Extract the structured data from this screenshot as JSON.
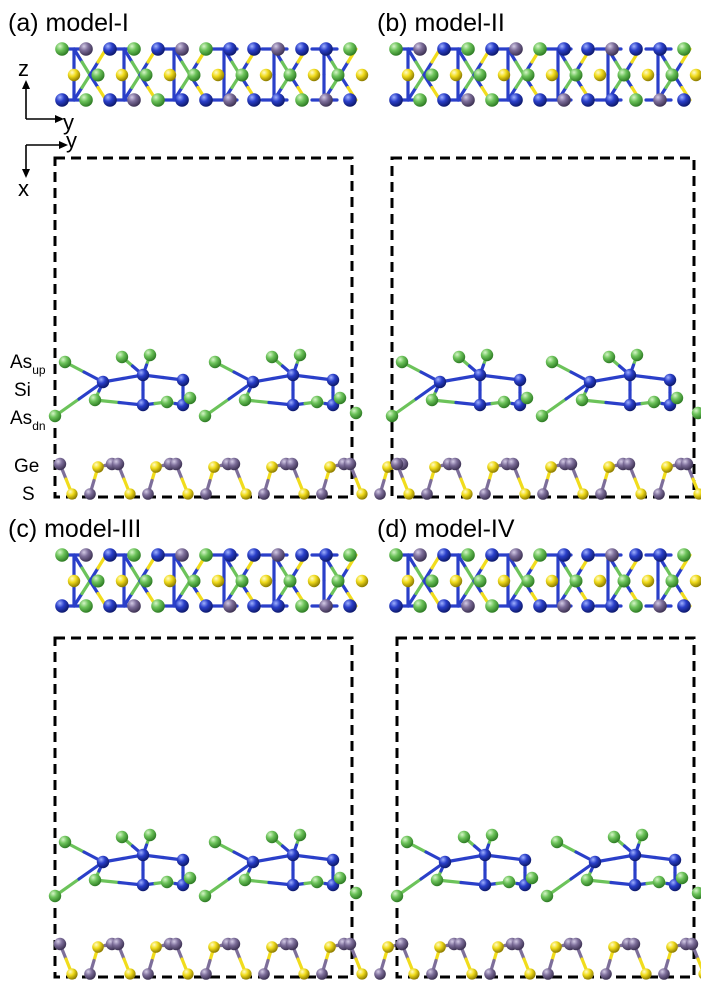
{
  "figure": {
    "panels": [
      {
        "id": "a",
        "label": "(a) model-I",
        "stack": 0
      },
      {
        "id": "b",
        "label": "(b) model-II",
        "stack": 1
      },
      {
        "id": "c",
        "label": "(c) model-III",
        "stack": 2
      },
      {
        "id": "d",
        "label": "(d) model-IV",
        "stack": 3
      }
    ],
    "axes": {
      "side_view": {
        "vertical": "z",
        "horizontal": "y"
      },
      "top_view": {
        "horizontal": "y",
        "vertical": "x"
      }
    },
    "atom_labels": [
      {
        "base": "As",
        "sub": "up"
      },
      {
        "base": "Si",
        "sub": ""
      },
      {
        "base": "As",
        "sub": "dn"
      },
      {
        "base": "Ge",
        "sub": ""
      },
      {
        "base": "S",
        "sub": ""
      }
    ],
    "colors": {
      "As": "#6cc35a",
      "Si": "#2a3fc9",
      "Ge": "#7d6e9a",
      "S": "#f1dc1c",
      "cell_border": "#000000"
    }
  }
}
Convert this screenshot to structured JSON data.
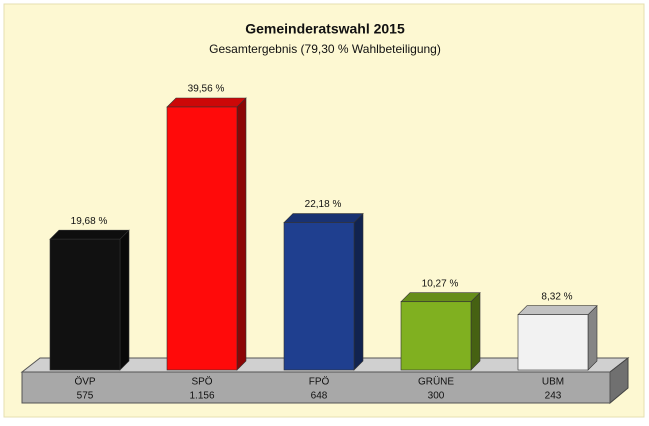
{
  "chart_data": {
    "type": "bar3d",
    "title": "Gemeinderatswahl 2015",
    "subtitle": "Gesamtergebnis (79,30 % Wahlbeteiligung)",
    "categories": [
      "ÖVP",
      "SPÖ",
      "FPÖ",
      "GRÜNE",
      "UBM"
    ],
    "values": [
      19.68,
      39.56,
      22.18,
      10.27,
      8.32
    ],
    "value_labels": [
      "19,68 %",
      "39,56 %",
      "22,18 %",
      "10,27 %",
      "8,32 %"
    ],
    "votes": [
      575,
      {
        "value": 1156,
        "label": "1.156"
      },
      648,
      300,
      243
    ],
    "colors": [
      "#111111",
      "#ff0a0a",
      "#1f3f8f",
      "#80b020",
      "#f2f2f2"
    ]
  }
}
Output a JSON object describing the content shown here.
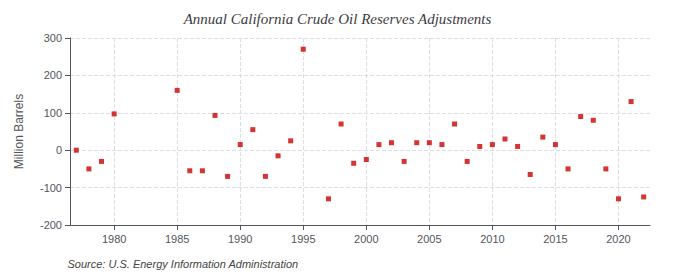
{
  "chart_data": {
    "type": "scatter",
    "title": "Annual California Crude Oil Reserves Adjustments",
    "ylabel": "Million Barrels",
    "annotation": "Source: U.S. Energy Information Administration",
    "x": [
      1977,
      1978,
      1979,
      1980,
      1985,
      1986,
      1987,
      1988,
      1989,
      1990,
      1991,
      1992,
      1993,
      1994,
      1995,
      1997,
      1998,
      1999,
      2000,
      2001,
      2002,
      2003,
      2004,
      2005,
      2006,
      2007,
      2008,
      2009,
      2010,
      2011,
      2012,
      2013,
      2014,
      2015,
      2016,
      2017,
      2018,
      2019,
      2020,
      2021,
      2022
    ],
    "values": [
      0,
      -50,
      -30,
      97,
      160,
      -55,
      -55,
      93,
      -70,
      15,
      55,
      -70,
      -15,
      25,
      270,
      -130,
      70,
      -35,
      -25,
      15,
      20,
      -30,
      20,
      20,
      15,
      70,
      -30,
      10,
      15,
      30,
      10,
      -65,
      35,
      15,
      -50,
      90,
      80,
      -50,
      -130,
      130,
      -125
    ],
    "xlim": [
      1976.5,
      2022.5
    ],
    "xticks": [
      1980,
      1985,
      1990,
      1995,
      2000,
      2005,
      2010,
      2015,
      2020
    ],
    "ylim": [
      -200,
      300
    ],
    "yticks": [
      -200,
      -100,
      0,
      100,
      200,
      300
    ],
    "color": "#cc0000",
    "marker": "square",
    "grid": true
  }
}
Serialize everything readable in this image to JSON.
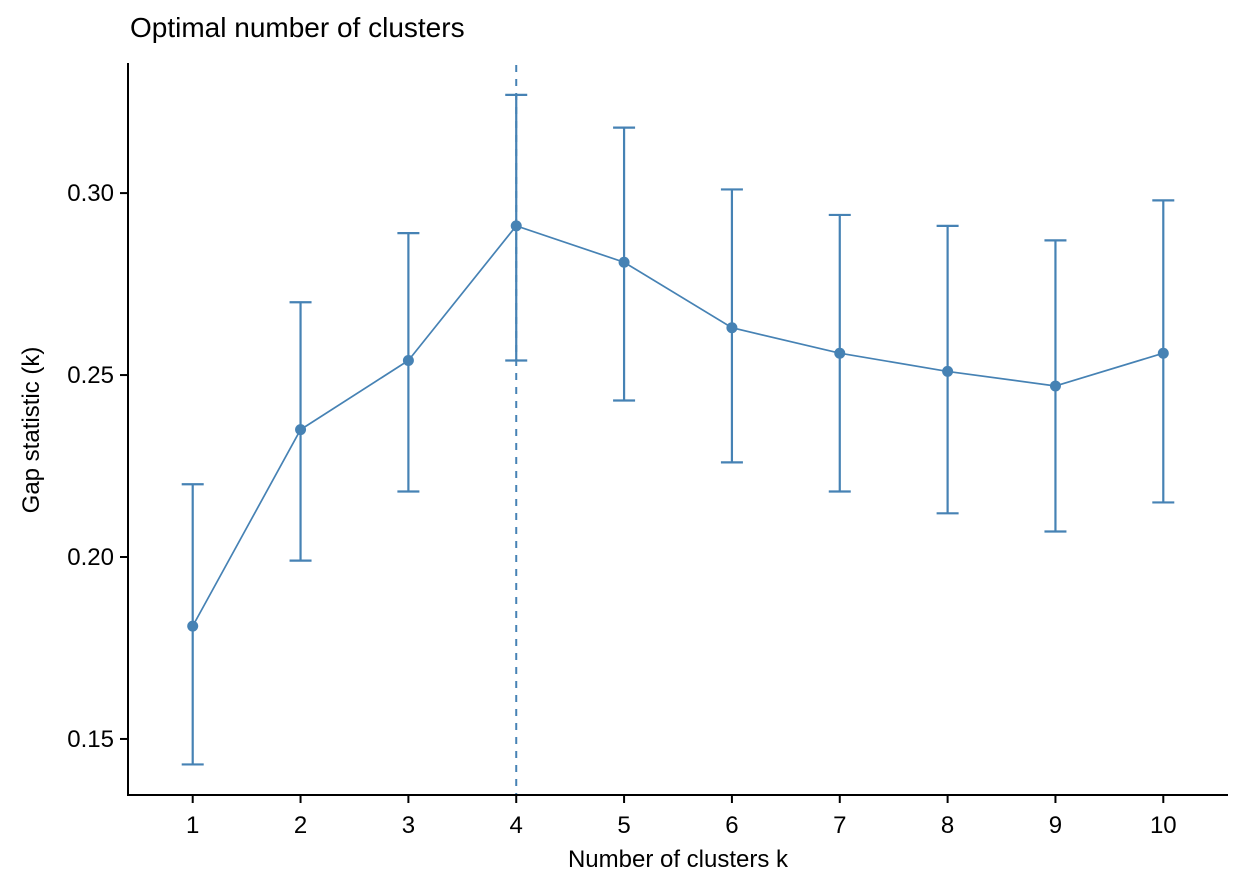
{
  "chart_data": {
    "type": "line",
    "title": "Optimal number of clusters",
    "xlabel": "Number of clusters k",
    "ylabel": "Gap statistic (k)",
    "x": [
      1,
      2,
      3,
      4,
      5,
      6,
      7,
      8,
      9,
      10
    ],
    "series": [
      {
        "name": "Gap statistic",
        "values": [
          0.181,
          0.235,
          0.254,
          0.291,
          0.281,
          0.263,
          0.256,
          0.251,
          0.247,
          0.256
        ],
        "lower": [
          0.143,
          0.199,
          0.218,
          0.254,
          0.243,
          0.226,
          0.218,
          0.212,
          0.207,
          0.215
        ],
        "upper": [
          0.22,
          0.27,
          0.289,
          0.327,
          0.318,
          0.301,
          0.294,
          0.291,
          0.287,
          0.298
        ]
      }
    ],
    "optimal_k": 4,
    "vline": {
      "x": 4,
      "style": "dashed"
    },
    "error_bars": true,
    "x_ticks": [
      1,
      2,
      3,
      4,
      5,
      6,
      7,
      8,
      9,
      10
    ],
    "x_tick_labels": [
      "1",
      "2",
      "3",
      "4",
      "5",
      "6",
      "7",
      "8",
      "9",
      "10"
    ],
    "y_ticks": [
      0.15,
      0.2,
      0.25,
      0.3
    ],
    "y_tick_labels": [
      "0.15",
      "0.20",
      "0.25",
      "0.30"
    ],
    "xlim": [
      0.4,
      10.6
    ],
    "ylim": [
      0.1346,
      0.3352
    ],
    "grid": false,
    "legend_position": "none",
    "colors": {
      "series": "#4682B4",
      "axis": "#000000",
      "text": "#000000",
      "background": "#ffffff"
    }
  }
}
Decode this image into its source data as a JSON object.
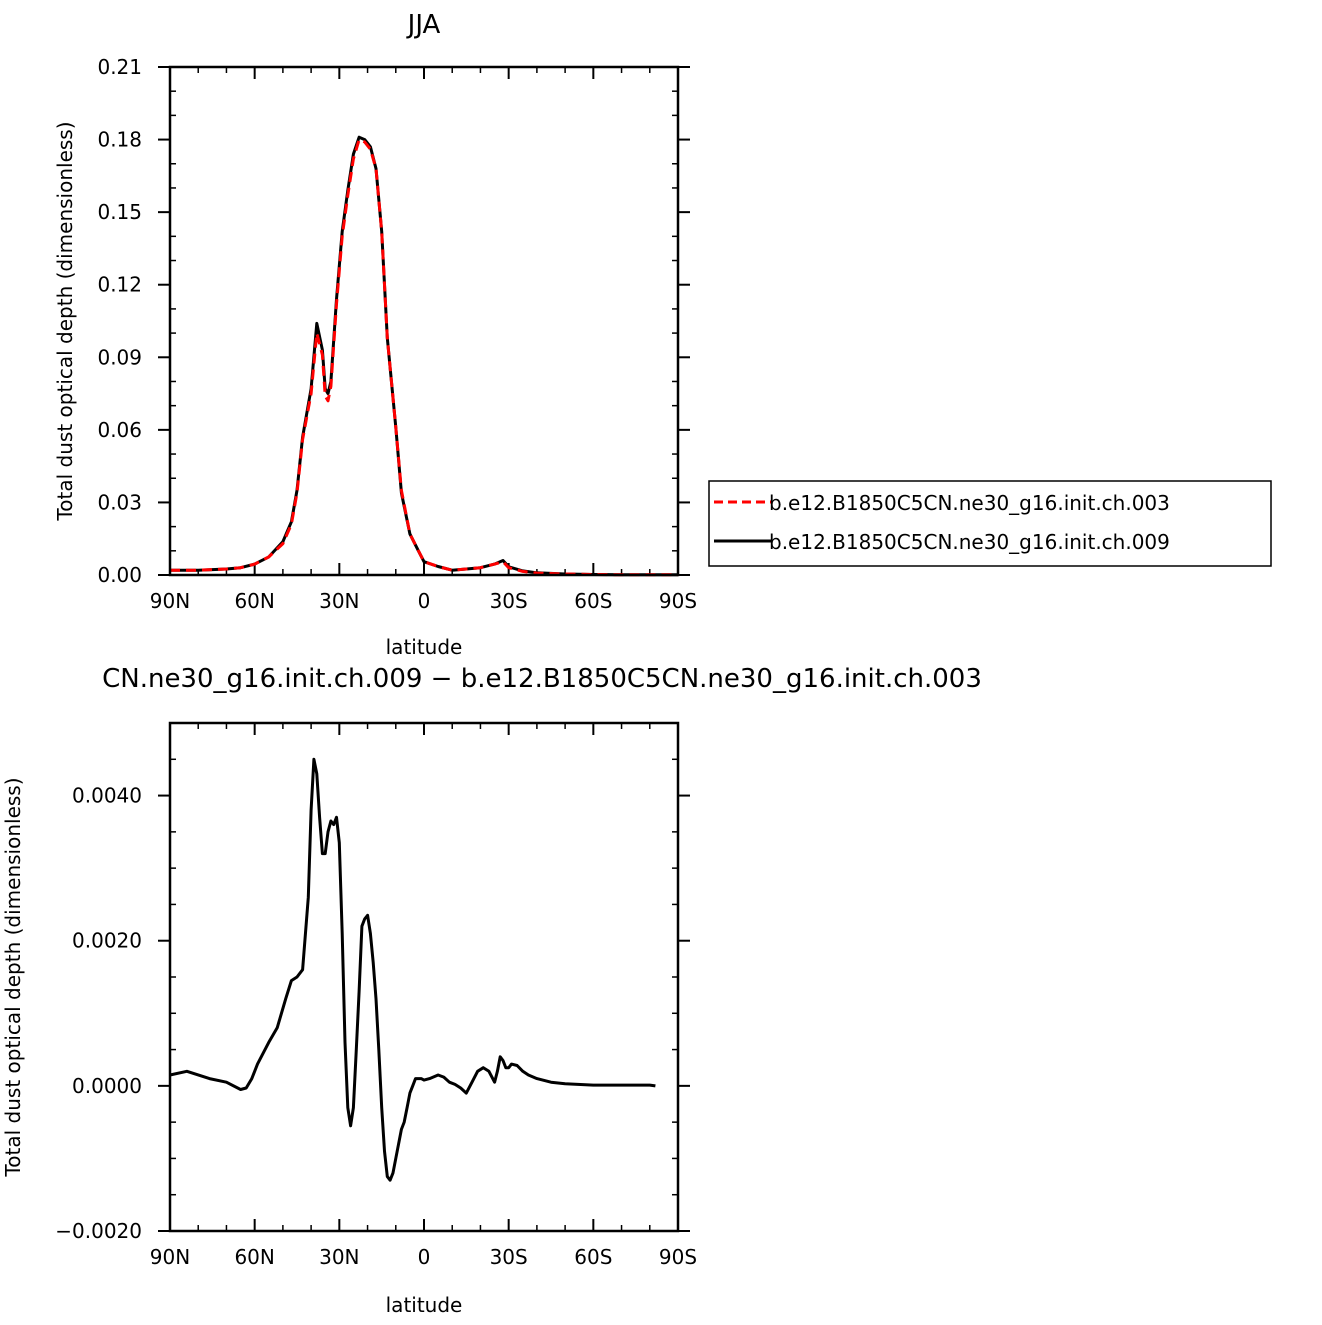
{
  "chart_data": [
    {
      "type": "line",
      "title": "JJA",
      "xlabel": "latitude",
      "ylabel": "Total dust optical depth (dimensionless)",
      "xlim": [
        90,
        -90
      ],
      "ylim": [
        0,
        0.21
      ],
      "x_ticks": [
        {
          "value": 90,
          "label": "90N"
        },
        {
          "value": 60,
          "label": "60N"
        },
        {
          "value": 30,
          "label": "30N"
        },
        {
          "value": 0,
          "label": "0"
        },
        {
          "value": -30,
          "label": "30S"
        },
        {
          "value": -60,
          "label": "60S"
        },
        {
          "value": -90,
          "label": "90S"
        }
      ],
      "y_ticks": [
        {
          "value": 0,
          "label": "0.00"
        },
        {
          "value": 0.03,
          "label": "0.03"
        },
        {
          "value": 0.06,
          "label": "0.06"
        },
        {
          "value": 0.09,
          "label": "0.09"
        },
        {
          "value": 0.12,
          "label": "0.12"
        },
        {
          "value": 0.15,
          "label": "0.15"
        },
        {
          "value": 0.18,
          "label": "0.18"
        },
        {
          "value": 0.21,
          "label": "0.21"
        }
      ],
      "grid": false,
      "legend_position": "right",
      "series": [
        {
          "name": "b.e12.B1850C5CN.ne30_g16.init.ch.003",
          "color": "#ff0000",
          "dash": "dashed",
          "x": [
            90,
            80,
            70,
            65,
            60,
            55,
            50,
            47,
            45,
            43,
            40,
            38,
            36,
            35,
            34,
            33,
            31,
            29,
            27,
            25,
            23,
            21,
            19,
            17,
            15,
            13,
            10,
            8,
            5,
            2,
            0,
            -5,
            -10,
            -15,
            -20,
            -25,
            -28,
            -30,
            -35,
            -40,
            -50,
            -60,
            -70,
            -80,
            -90
          ],
          "y": [
            0.002,
            0.002,
            0.0025,
            0.003,
            0.0045,
            0.0075,
            0.013,
            0.021,
            0.034,
            0.056,
            0.075,
            0.1,
            0.091,
            0.074,
            0.072,
            0.078,
            0.112,
            0.14,
            0.157,
            0.172,
            0.18,
            0.179,
            0.176,
            0.168,
            0.142,
            0.098,
            0.061,
            0.035,
            0.017,
            0.01,
            0.0055,
            0.0035,
            0.002,
            0.0025,
            0.003,
            0.0045,
            0.0055,
            0.003,
            0.0015,
            0.0008,
            0.0004,
            0.0002,
            0.0001,
            0.0001,
            0.0001
          ]
        },
        {
          "name": "b.e12.B1850C5CN.ne30_g16.init.ch.009",
          "color": "#000000",
          "dash": "solid",
          "x": [
            90,
            80,
            70,
            65,
            60,
            55,
            50,
            47,
            45,
            43,
            40,
            38,
            36,
            35,
            34,
            33,
            31,
            29,
            27,
            25,
            23,
            21,
            19,
            17,
            15,
            13,
            10,
            8,
            5,
            2,
            0,
            -5,
            -10,
            -15,
            -20,
            -25,
            -28,
            -30,
            -35,
            -40,
            -50,
            -60,
            -70,
            -80,
            -90
          ],
          "y": [
            0.002,
            0.002,
            0.0025,
            0.003,
            0.0045,
            0.0075,
            0.0138,
            0.022,
            0.035,
            0.057,
            0.077,
            0.104,
            0.093,
            0.077,
            0.075,
            0.08,
            0.114,
            0.142,
            0.159,
            0.174,
            0.181,
            0.18,
            0.177,
            0.168,
            0.142,
            0.098,
            0.061,
            0.034,
            0.017,
            0.01,
            0.0055,
            0.0035,
            0.002,
            0.0025,
            0.003,
            0.0045,
            0.006,
            0.0034,
            0.0017,
            0.0009,
            0.0004,
            0.0002,
            0.0001,
            0.0001,
            0.0001
          ]
        }
      ]
    },
    {
      "type": "line",
      "title": "CN.ne30_g16.init.ch.009 − b.e12.B1850C5CN.ne30_g16.init.ch.003",
      "xlabel": "latitude",
      "ylabel": "Total dust optical depth (dimensionless)",
      "xlim": [
        90,
        -90
      ],
      "ylim": [
        -0.002,
        0.005
      ],
      "x_ticks": [
        {
          "value": 90,
          "label": "90N"
        },
        {
          "value": 60,
          "label": "60N"
        },
        {
          "value": 30,
          "label": "30N"
        },
        {
          "value": 0,
          "label": "0"
        },
        {
          "value": -30,
          "label": "30S"
        },
        {
          "value": -60,
          "label": "60S"
        },
        {
          "value": -90,
          "label": "90S"
        }
      ],
      "y_ticks": [
        {
          "value": -0.002,
          "label": "−0.0020"
        },
        {
          "value": 0,
          "label": "0.0000"
        },
        {
          "value": 0.002,
          "label": "0.0020"
        },
        {
          "value": 0.004,
          "label": "0.0040"
        }
      ],
      "grid": false,
      "series": [
        {
          "color": "#000000",
          "dash": "solid",
          "x": [
            90,
            84,
            76,
            70,
            65,
            63,
            61,
            59,
            55,
            52,
            49,
            47,
            45,
            43,
            41,
            40,
            39,
            38,
            37,
            36,
            35,
            34,
            33,
            32,
            31,
            30,
            29,
            28,
            27,
            26,
            25,
            24,
            23,
            22,
            21,
            20,
            19,
            18,
            17,
            16,
            15,
            14,
            13,
            12,
            11,
            10,
            9,
            8,
            7,
            6,
            5,
            4,
            3,
            2,
            1,
            0,
            -2,
            -5,
            -7,
            -9,
            -11,
            -13,
            -15,
            -17,
            -19,
            -21,
            -23,
            -25,
            -26,
            -27,
            -28,
            -29,
            -30,
            -31,
            -33,
            -35,
            -37,
            -40,
            -45,
            -50,
            -60,
            -70,
            -80,
            -82
          ],
          "y": [
            0.00015,
            0.0002,
            0.0001,
            5e-05,
            -5e-05,
            -3e-05,
            0.0001,
            0.0003,
            0.0006,
            0.0008,
            0.0012,
            0.00145,
            0.0015,
            0.0016,
            0.0026,
            0.0038,
            0.0045,
            0.0043,
            0.0037,
            0.0032,
            0.0032,
            0.0035,
            0.00365,
            0.0036,
            0.0037,
            0.00335,
            0.0021,
            0.0006,
            -0.0003,
            -0.00055,
            -0.0003,
            0.0005,
            0.0013,
            0.0022,
            0.0023,
            0.00235,
            0.0021,
            0.0017,
            0.0012,
            0.0005,
            -0.0003,
            -0.0009,
            -0.00125,
            -0.0013,
            -0.0012,
            -0.001,
            -0.0008,
            -0.0006,
            -0.0005,
            -0.0003,
            -0.0001,
            0.0,
            0.0001,
            0.0001,
            0.0001,
            8e-05,
            0.0001,
            0.00015,
            0.00012,
            5e-05,
            2e-05,
            -3e-05,
            -0.0001,
            5e-05,
            0.0002,
            0.00025,
            0.0002,
            5e-05,
            0.0002,
            0.0004,
            0.00035,
            0.00025,
            0.00025,
            0.0003,
            0.00028,
            0.0002,
            0.00015,
            0.0001,
            5e-05,
            3e-05,
            1e-05,
            1e-05,
            1e-05,
            0.0
          ]
        }
      ]
    }
  ]
}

**Work to do**
Scan the listing above and identify each line holding the string "init"; copy every such line.

**Exercise answer**
          "name": "b.e12.B1850C5CN.ne30_g16.init.ch.003",
          "name": "b.e12.B1850C5CN.ne30_g16.init.ch.009",
      "title": "CN.ne30_g16.init.ch.009 − b.e12.B1850C5CN.ne30_g16.init.ch.003",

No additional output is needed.